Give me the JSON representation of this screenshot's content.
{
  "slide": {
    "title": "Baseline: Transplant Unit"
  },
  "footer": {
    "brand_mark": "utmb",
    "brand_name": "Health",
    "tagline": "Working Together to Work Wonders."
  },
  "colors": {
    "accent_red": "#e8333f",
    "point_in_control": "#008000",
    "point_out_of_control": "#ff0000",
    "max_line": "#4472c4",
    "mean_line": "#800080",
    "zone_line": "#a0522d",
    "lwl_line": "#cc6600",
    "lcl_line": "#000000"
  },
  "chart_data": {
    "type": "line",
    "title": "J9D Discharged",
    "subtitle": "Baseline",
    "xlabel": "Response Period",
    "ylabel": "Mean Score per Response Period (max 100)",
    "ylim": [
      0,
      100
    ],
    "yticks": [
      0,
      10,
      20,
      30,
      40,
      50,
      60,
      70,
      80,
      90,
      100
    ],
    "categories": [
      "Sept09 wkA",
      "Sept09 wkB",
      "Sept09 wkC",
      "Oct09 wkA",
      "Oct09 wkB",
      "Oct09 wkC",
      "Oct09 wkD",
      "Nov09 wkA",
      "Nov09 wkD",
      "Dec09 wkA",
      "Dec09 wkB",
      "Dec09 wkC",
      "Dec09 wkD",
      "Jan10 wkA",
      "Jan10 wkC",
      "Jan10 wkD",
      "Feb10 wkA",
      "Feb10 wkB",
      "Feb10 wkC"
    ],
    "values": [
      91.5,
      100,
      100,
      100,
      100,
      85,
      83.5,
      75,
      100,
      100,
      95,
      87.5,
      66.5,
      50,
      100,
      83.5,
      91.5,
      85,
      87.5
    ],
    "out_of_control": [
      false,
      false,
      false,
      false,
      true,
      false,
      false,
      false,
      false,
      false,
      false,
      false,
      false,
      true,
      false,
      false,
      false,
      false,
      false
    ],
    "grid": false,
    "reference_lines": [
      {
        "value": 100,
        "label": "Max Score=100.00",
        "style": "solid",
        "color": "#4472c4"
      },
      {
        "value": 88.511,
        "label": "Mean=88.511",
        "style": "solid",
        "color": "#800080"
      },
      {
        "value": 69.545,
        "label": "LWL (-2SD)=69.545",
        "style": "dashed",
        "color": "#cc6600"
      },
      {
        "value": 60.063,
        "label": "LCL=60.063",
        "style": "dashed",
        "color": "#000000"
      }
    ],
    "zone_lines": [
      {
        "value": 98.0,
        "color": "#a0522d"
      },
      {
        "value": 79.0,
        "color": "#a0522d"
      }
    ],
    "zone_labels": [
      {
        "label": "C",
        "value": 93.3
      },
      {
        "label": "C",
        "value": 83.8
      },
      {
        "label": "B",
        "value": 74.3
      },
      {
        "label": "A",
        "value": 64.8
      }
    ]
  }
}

━━━━━━━━━━━━━━━━━━━━━━━━━━━━━━

**Work to complete**
Determine how many lines of the data contain "Response" and give nothing but that number.

**Result for this exercise**
2